> **Problem to work on**: Each line that holds the word "Person" counts once; report how many lines do so and nothing else.

> **Provided material**:
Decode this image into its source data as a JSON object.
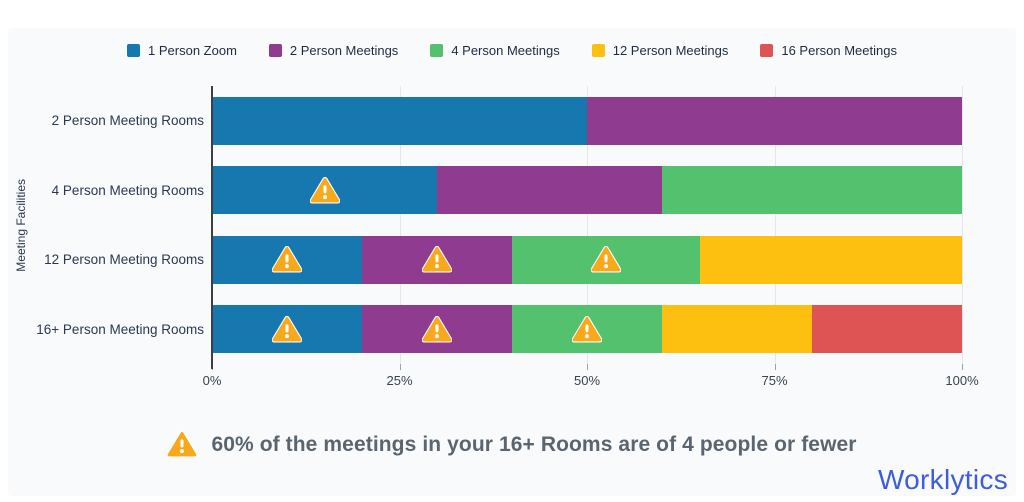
{
  "chart_data": {
    "type": "bar",
    "orientation": "horizontal",
    "stacked": true,
    "categories": [
      "2 Person Meeting Rooms",
      "4 Person Meeting Rooms",
      "12 Person Meeting Rooms",
      "16+ Person Meeting Rooms"
    ],
    "series": [
      {
        "name": "1 Person Zoom",
        "color": "#1778B0",
        "values": [
          50,
          30,
          20,
          20
        ]
      },
      {
        "name": "2 Person Meetings",
        "color": "#8F3B8F",
        "values": [
          50,
          30,
          20,
          20
        ]
      },
      {
        "name": "4 Person Meetings",
        "color": "#53C16E",
        "values": [
          0,
          40,
          25,
          20
        ]
      },
      {
        "name": "12 Person Meetings",
        "color": "#FDC011",
        "values": [
          0,
          0,
          35,
          20
        ]
      },
      {
        "name": "16 Person Meetings",
        "color": "#DE5353",
        "values": [
          0,
          0,
          0,
          20
        ]
      }
    ],
    "warning_markers": [
      [],
      [
        0
      ],
      [
        0,
        1,
        2
      ],
      [
        0,
        1,
        2
      ]
    ],
    "ylabel": "Meeting Facilities",
    "x_ticks": [
      "0%",
      "25%",
      "50%",
      "75%",
      "100%"
    ],
    "xlim": [
      0,
      100
    ],
    "grid": true,
    "legend_position": "top"
  },
  "annotation": {
    "icon": "warning-triangle-icon",
    "text": "60% of the meetings in your 16+ Rooms are of 4 people or fewer"
  },
  "logo": {
    "text": "Worklytics",
    "color": "#3E5ED8"
  },
  "colors": {
    "warning_orange": "#F7A81B",
    "axis": "#3A4046",
    "grid": "#E3E6EA",
    "label_text": "#2A3950"
  }
}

> **Reply to the exercise**: 9